[BEGIN RECORDS SHOWN]

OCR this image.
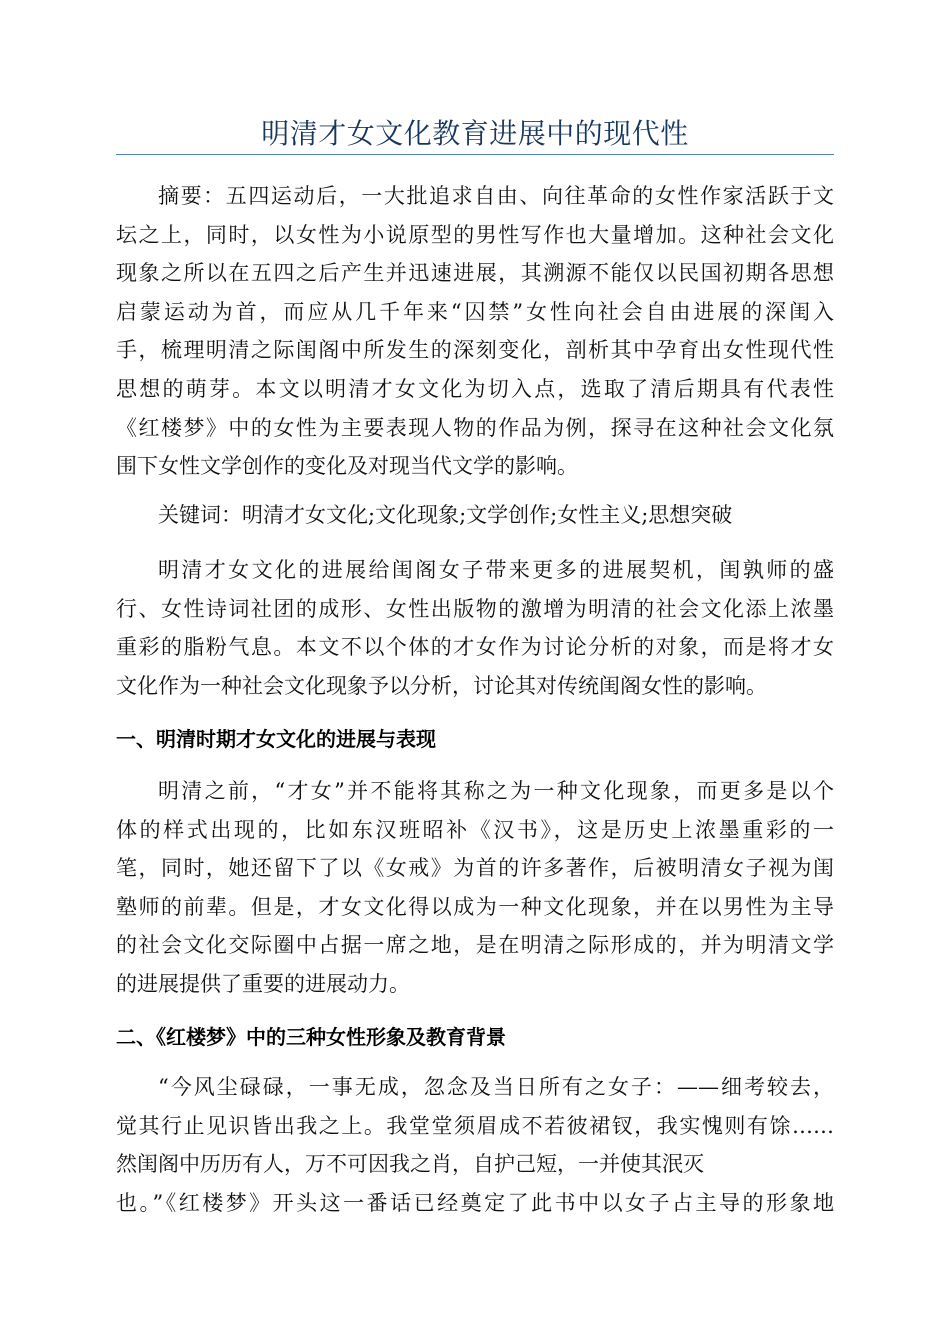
明清才女文化教育进展中的现代性
摘要：五四运动后，一大批追求自由、向往革命的女性作家活跃于文
坛之上，同时，以女性为小说原型的男性写作也大量增加。这种社会文化
现象之所以在五四之后产生并迅速进展，其溯源不能仅以民国初期各思想
启蒙运动为首，而应从几千年来“囚禁”女性向社会自由进展的深闺入
手，梳理明清之际闺阁中所发生的深刻变化，剖析其中孕育出女性现代性
思想的萌芽。本文以明清才女文化为切入点，选取了清后期具有代表性
《红楼梦》中的女性为主要表现人物的作品为例，探寻在这种社会文化氛
围下女性文学创作的变化及对现当代文学的影响。
关键词：明清才女文化;文化现象;文学创作;女性主义;思想突破
明清才女文化的进展给闺阁女子带来更多的进展契机，闺孰师的盛
行、女性诗词社团的成形、女性出版物的激增为明清的社会文化添上浓墨
重彩的脂粉气息。本文不以个体的才女作为讨论分析的对象，而是将才女
文化作为一种社会文化现象予以分析，讨论其对传统闺阁女性的影响。
一、明清时期才女文化的进展与表现
明清之前，“才女”并不能将其称之为一种文化现象，而更多是以个
体的样式出现的，比如东汉班昭补《汉书》，这是历史上浓墨重彩的一
笔，同时，她还留下了以《女戒》为首的许多著作，后被明清女子视为闺
塾师的前辈。但是，才女文化得以成为一种文化现象，并在以男性为主导
的社会文化交际圈中占据一席之地，是在明清之际形成的，并为明清文学
的进展提供了重要的进展动力。
二、《红楼梦》中的三种女性形象及教育背景
“今风尘碌碌，一事无成，忽念及当日所有之女子：——细考较去，
觉其行止见识皆出我之上。我堂堂须眉成不若彼裙钗，我实愧则有馀……
然闺阁中历历有人，万不可因我之肖，自护己短，一并使其泯灭
也。”《红楼梦》开头这一番话已经奠定了此书中以女子占主导的形象地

[END RECORDS SHOWN]

▸ JOB:
Would you mind returning each entry above word for word, skipping the images?

▸ OUTPUT OF THE EXERCISE:
OCR this image.
明清才女文化教育进展中的现代性
摘要：五四运动后，一大批追求自由、向往革命的女性作家活跃于文
坛之上，同时，以女性为小说原型的男性写作也大量增加。这种社会文化
现象之所以在五四之后产生并迅速进展，其溯源不能仅以民国初期各思想
启蒙运动为首，而应从几千年来“囚禁”女性向社会自由进展的深闺入
手，梳理明清之际闺阁中所发生的深刻变化，剖析其中孕育出女性现代性
思想的萌芽。本文以明清才女文化为切入点，选取了清后期具有代表性
《红楼梦》中的女性为主要表现人物的作品为例，探寻在这种社会文化氛
围下女性文学创作的变化及对现当代文学的影响。
关键词：明清才女文化;文化现象;文学创作;女性主义;思想突破
明清才女文化的进展给闺阁女子带来更多的进展契机，闺孰师的盛
行、女性诗词社团的成形、女性出版物的激增为明清的社会文化添上浓墨
重彩的脂粉气息。本文不以个体的才女作为讨论分析的对象，而是将才女
文化作为一种社会文化现象予以分析，讨论其对传统闺阁女性的影响。
一、明清时期才女文化的进展与表现
明清之前，“才女”并不能将其称之为一种文化现象，而更多是以个
体的样式出现的，比如东汉班昭补《汉书》，这是历史上浓墨重彩的一
笔，同时，她还留下了以《女戒》为首的许多著作，后被明清女子视为闺
塾师的前辈。但是，才女文化得以成为一种文化现象，并在以男性为主导
的社会文化交际圈中占据一席之地，是在明清之际形成的，并为明清文学
的进展提供了重要的进展动力。
二、《红楼梦》中的三种女性形象及教育背景
“今风尘碌碌，一事无成，忽念及当日所有之女子：——细考较去，
觉其行止见识皆出我之上。我堂堂须眉成不若彼裙钗，我实愧则有馀……
然闺阁中历历有人，万不可因我之肖，自护己短，一并使其泯灭
也。”《红楼梦》开头这一番话已经奠定了此书中以女子占主导的形象地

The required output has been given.